(Saved entries)

━━━━━━━━━━━━━━━━━━━━━━━━━━━━━━

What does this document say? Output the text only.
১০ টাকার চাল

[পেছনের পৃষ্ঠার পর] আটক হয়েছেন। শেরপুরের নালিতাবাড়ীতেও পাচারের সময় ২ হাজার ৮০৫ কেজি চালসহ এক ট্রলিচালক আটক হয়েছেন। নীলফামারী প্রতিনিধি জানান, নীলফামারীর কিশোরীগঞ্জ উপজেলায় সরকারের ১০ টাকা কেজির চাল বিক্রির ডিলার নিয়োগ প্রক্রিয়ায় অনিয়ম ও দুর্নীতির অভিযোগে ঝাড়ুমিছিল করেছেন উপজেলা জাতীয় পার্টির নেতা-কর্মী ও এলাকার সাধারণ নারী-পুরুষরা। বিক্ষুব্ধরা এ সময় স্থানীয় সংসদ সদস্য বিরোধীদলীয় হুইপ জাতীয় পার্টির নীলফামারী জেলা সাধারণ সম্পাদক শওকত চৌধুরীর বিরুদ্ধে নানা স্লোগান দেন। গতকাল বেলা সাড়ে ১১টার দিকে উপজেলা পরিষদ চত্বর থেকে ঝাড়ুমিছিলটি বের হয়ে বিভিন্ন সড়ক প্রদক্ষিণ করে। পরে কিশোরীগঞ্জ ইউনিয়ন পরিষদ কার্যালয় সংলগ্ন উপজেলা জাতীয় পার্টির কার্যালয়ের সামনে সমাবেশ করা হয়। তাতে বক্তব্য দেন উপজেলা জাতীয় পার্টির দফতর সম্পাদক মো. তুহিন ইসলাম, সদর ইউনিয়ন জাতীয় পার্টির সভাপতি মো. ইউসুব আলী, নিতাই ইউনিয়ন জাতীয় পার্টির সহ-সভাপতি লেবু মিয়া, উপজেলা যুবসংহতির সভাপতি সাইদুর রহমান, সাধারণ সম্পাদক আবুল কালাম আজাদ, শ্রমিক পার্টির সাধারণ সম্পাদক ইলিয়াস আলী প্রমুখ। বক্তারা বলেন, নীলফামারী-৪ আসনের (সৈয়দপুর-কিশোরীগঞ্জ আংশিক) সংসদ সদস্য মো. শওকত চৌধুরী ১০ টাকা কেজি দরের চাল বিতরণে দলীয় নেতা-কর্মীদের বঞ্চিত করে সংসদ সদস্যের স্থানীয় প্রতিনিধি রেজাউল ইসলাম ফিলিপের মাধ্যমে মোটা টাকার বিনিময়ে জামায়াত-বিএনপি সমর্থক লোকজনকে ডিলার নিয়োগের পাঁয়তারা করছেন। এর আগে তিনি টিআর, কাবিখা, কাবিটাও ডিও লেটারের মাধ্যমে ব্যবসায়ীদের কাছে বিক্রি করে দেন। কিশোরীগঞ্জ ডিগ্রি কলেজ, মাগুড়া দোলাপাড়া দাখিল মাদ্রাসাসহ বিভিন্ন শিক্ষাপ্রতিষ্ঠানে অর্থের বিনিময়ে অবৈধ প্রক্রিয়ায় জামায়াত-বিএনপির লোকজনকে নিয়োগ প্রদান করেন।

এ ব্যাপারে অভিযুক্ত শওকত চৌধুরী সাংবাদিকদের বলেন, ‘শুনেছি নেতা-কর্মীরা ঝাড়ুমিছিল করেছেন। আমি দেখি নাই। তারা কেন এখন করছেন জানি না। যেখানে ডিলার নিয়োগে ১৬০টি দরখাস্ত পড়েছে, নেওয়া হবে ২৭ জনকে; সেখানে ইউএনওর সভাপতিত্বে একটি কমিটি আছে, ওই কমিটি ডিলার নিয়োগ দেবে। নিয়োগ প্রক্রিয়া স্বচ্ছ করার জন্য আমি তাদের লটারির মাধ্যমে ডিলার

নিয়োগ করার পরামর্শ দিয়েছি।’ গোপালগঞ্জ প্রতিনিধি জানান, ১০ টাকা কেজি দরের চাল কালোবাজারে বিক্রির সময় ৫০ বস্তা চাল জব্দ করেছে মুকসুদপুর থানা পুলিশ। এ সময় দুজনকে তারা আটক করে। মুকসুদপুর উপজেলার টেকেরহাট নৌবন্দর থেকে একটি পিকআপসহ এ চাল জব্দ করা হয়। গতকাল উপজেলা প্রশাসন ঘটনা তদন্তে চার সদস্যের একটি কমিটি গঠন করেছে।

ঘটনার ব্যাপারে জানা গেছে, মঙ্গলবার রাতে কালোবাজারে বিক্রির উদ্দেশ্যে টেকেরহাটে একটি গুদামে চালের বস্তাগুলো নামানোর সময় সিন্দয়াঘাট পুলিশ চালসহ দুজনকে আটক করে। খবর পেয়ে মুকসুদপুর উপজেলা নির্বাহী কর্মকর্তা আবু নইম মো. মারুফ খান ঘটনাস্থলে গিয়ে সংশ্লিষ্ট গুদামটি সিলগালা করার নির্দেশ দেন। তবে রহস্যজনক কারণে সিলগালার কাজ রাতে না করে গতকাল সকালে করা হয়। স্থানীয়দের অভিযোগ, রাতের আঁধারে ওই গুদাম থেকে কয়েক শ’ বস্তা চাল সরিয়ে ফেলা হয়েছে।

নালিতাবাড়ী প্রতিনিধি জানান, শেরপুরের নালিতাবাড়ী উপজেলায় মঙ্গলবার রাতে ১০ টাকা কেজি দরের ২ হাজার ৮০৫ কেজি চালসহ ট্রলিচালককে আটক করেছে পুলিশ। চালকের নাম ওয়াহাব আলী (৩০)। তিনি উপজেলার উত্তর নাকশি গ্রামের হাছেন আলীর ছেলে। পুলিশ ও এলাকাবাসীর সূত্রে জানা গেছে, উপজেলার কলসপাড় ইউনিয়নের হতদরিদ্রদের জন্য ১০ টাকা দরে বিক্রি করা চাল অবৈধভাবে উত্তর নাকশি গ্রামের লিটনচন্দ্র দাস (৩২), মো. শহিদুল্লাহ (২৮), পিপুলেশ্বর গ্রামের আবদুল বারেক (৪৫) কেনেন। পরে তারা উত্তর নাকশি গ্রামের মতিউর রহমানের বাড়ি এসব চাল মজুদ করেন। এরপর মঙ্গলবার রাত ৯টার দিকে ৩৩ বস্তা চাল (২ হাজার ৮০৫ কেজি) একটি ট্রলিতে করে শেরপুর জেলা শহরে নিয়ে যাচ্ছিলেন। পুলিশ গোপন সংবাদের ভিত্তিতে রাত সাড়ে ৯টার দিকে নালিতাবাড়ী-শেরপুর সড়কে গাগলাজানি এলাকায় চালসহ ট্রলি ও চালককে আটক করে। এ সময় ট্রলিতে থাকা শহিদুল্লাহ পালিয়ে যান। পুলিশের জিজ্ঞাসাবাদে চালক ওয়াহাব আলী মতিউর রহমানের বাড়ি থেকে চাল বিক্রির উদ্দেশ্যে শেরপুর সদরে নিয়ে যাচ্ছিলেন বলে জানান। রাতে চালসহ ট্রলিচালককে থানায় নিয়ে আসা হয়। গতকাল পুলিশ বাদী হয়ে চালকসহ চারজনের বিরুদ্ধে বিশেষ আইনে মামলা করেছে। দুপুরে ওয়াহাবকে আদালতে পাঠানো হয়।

━━━━━━━━━━━━━━━━━━━━━━━━━━━━━━

* _PROBLEM DETAILS_:
Take the entries above and transcribe them in full.

* _EXERCISE SOLUTION_:
What does this document say? Output the text only.
১০ টাকার চাল

[পেছনের পৃষ্ঠার পর] আটক হয়েছেন। শেরপুরের নালিতাবাড়ীতেও পাচারের সময় ২ হাজার ৮০৫ কেজি চালসহ এক ট্রলিচালক আটক হয়েছেন। নীলফামারী প্রতিনিধি জানান, নীলফামারীর কিশোরীগঞ্জ উপজেলায় সরকারের ১০ টাকা কেজির চাল বিক্রির ডিলার নিয়োগ প্রক্রিয়ায় অনিয়ম ও দুর্নীতির অভিযোগে ঝাড়ুমিছিল করেছেন উপজেলা জাতীয় পার্টির নেতা-কর্মী ও এলাকার সাধারণ নারী-পুরুষরা। বিক্ষুব্ধরা এ সময় স্থানীয় সংসদ সদস্য বিরোধীদলীয় হুইপ জাতীয় পার্টির নীলফামারী জেলা সাধারণ সম্পাদক শওকত চৌধুরীর বিরুদ্ধে নানা স্লোগান দেন। গতকাল বেলা সাড়ে ১১টার দিকে উপজেলা পরিষদ চত্বর থেকে ঝাড়ুমিছিলটি বের হয়ে বিভিন্ন সড়ক প্রদক্ষিণ করে। পরে কিশোরীগঞ্জ ইউনিয়ন পরিষদ কার্যালয় সংলগ্ন উপজেলা জাতীয় পার্টির কার্যালয়ের সামনে সমাবেশ করা হয়। তাতে বক্তব্য দেন উপজেলা জাতীয় পার্টির দফতর সম্পাদক মো. তুহিন ইসলাম, সদর ইউনিয়ন জাতীয় পার্টির সভাপতি মো. ইউসুব আলী, নিতাই ইউনিয়ন জাতীয় পার্টির সহ-সভাপতি লেবু মিয়া, উপজেলা যুবসংহতির সভাপতি সাইদুর রহমান, সাধারণ সম্পাদক আবুল কালাম আজাদ, শ্রমিক পার্টির সাধারণ সম্পাদক ইলিয়াস আলী প্রমুখ। বক্তারা বলেন, নীলফামারী-৪ আসনের (সৈয়দপুর-কিশোরীগঞ্জ আংশিক) সংসদ সদস্য মো. শওকত চৌধুরী ১০ টাকা কেজি দরের চাল বিতরণে দলীয় নেতা-কর্মীদের বঞ্চিত করে সংসদ সদস্যের স্থানীয় প্রতিনিধি রেজাউল ইসলাম ফিলিপের মাধ্যমে মোটা টাকার বিনিময়ে জামায়াত-বিএনপি সমর্থক লোকজনকে ডিলার নিয়োগের পাঁয়তারা করছেন। এর আগে তিনি টিআর, কাবিখা, কাবিটাও ডিও লেটারের মাধ্যমে ব্যবসায়ীদের কাছে বিক্রি করে দেন। কিশোরীগঞ্জ ডিগ্রি কলেজ, মাগুড়া দোলাপাড়া দাখিল মাদ্রাসাসহ বিভিন্ন শিক্ষাপ্রতিষ্ঠানে অর্থের বিনিময়ে অবৈধ প্রক্রিয়ায় জামায়াত-বিএনপির লোকজনকে নিয়োগ প্রদান করেন।

এ ব্যাপারে অভিযুক্ত শওকত চৌধুরী সাংবাদিকদের বলেন, ‘শুনেছি নেতা-কর্মীরা ঝাড়ুমিছিল করেছেন। আমি দেখি নাই। তারা কেন এখন করছেন জানি না। যেখানে ডিলার নিয়োগে ১৬০টি দরখাস্ত পড়েছে, নেওয়া হবে ২৭ জনকে; সেখানে ইউএনওর সভাপতিত্বে একটি কমিটি আছে, ওই কমিটি ডিলার নিয়োগ দেবে। নিয়োগ প্রক্রিয়া স্বচ্ছ করার জন্য আমি তাদের লটারির মাধ্যমে ডিলার

নিয়োগ করার পরামর্শ দিয়েছি।’ গোপালগঞ্জ প্রতিনিধি জানান, ১০ টাকা কেজি দরের চাল কালোবাজারে বিক্রির সময় ৫০ বস্তা চাল জব্দ করেছে মুকসুদপুর থানা পুলিশ। এ সময় দুজনকে তারা আটক করে। মুকসুদপুর উপজেলার টেকেরহাট নৌবন্দর থেকে একটি পিকআপসহ এ চাল জব্দ করা হয়। গতকাল উপজেলা প্রশাসন ঘটনা তদন্তে চার সদস্যের একটি কমিটি গঠন করেছে।

ঘটনার ব্যাপারে জানা গেছে, মঙ্গলবার রাতে কালোবাজারে বিক্রির উদ্দেশ্যে টেকেরহাটে একটি গুদামে চালের বস্তাগুলো নামানোর সময় সিন্দয়াঘাট পুলিশ চালসহ দুজনকে আটক করে। খবর পেয়ে মুকসুদপুর উপজেলা নির্বাহী কর্মকর্তা আবু নইম মো. মারুফ খান ঘটনাস্থলে গিয়ে সংশ্লিষ্ট গুদামটি সিলগালা করার নির্দেশ দেন। তবে রহস্যজনক কারণে সিলগালার কাজ রাতে না করে গতকাল সকালে করা হয়। স্থানীয়দের অভিযোগ, রাতের আঁধারে ওই গুদাম থেকে কয়েক শ’ বস্তা চাল সরিয়ে ফেলা হয়েছে।

নালিতাবাড়ী প্রতিনিধি জানান, শেরপুরের নালিতাবাড়ী উপজেলায় মঙ্গলবার রাতে ১০ টাকা কেজি দরের ২ হাজার ৮০৫ কেজি চালসহ ট্রলিচালককে আটক করেছে পুলিশ। চালকের নাম ওয়াহাব আলী (৩০)। তিনি উপজেলার উত্তর নাকশি গ্রামের হাছেন আলীর ছেলে। পুলিশ ও এলাকাবাসীর সূত্রে জানা গেছে, উপজেলার কলসপাড় ইউনিয়নের হতদরিদ্রদের জন্য ১০ টাকা দরে বিক্রি করা চাল অবৈধভাবে উত্তর নাকশি গ্রামের লিটনচন্দ্র দাস (৩২), মো. শহিদুল্লাহ (২৮), পিপুলেশ্বর গ্রামের আবদুল বারেক (৪৫) কেনেন। পরে তারা উত্তর নাকশি গ্রামের মতিউর রহমানের বাড়ি এসব চাল মজুদ করেন। এরপর মঙ্গলবার রাত ৯টার দিকে ৩৩ বস্তা চাল (২ হাজার ৮০৫ কেজি) একটি ট্রলিতে করে শেরপুর জেলা শহরে নিয়ে যাচ্ছিলেন। পুলিশ গোপন সংবাদের ভিত্তিতে রাত সাড়ে ৯টার দিকে নালিতাবাড়ী-শেরপুর সড়কে গাগলাজানি এলাকায় চালসহ ট্রলি ও চালককে আটক করে। এ সময় ট্রলিতে থাকা শহিদুল্লাহ পালিয়ে যান। পুলিশের জিজ্ঞাসাবাদে চালক ওয়াহাব আলী মতিউর রহমানের বাড়ি থেকে চাল বিক্রির উদ্দেশ্যে শেরপুর সদরে নিয়ে যাচ্ছিলেন বলে জানান। রাতে চালসহ ট্রলিচালককে থানায় নিয়ে আসা হয়। গতকাল পুলিশ বাদী হয়ে চালকসহ চারজনের বিরুদ্ধে বিশেষ আইনে মামলা করেছে। দুপুরে ওয়াহাবকে আদালতে পাঠানো হয়।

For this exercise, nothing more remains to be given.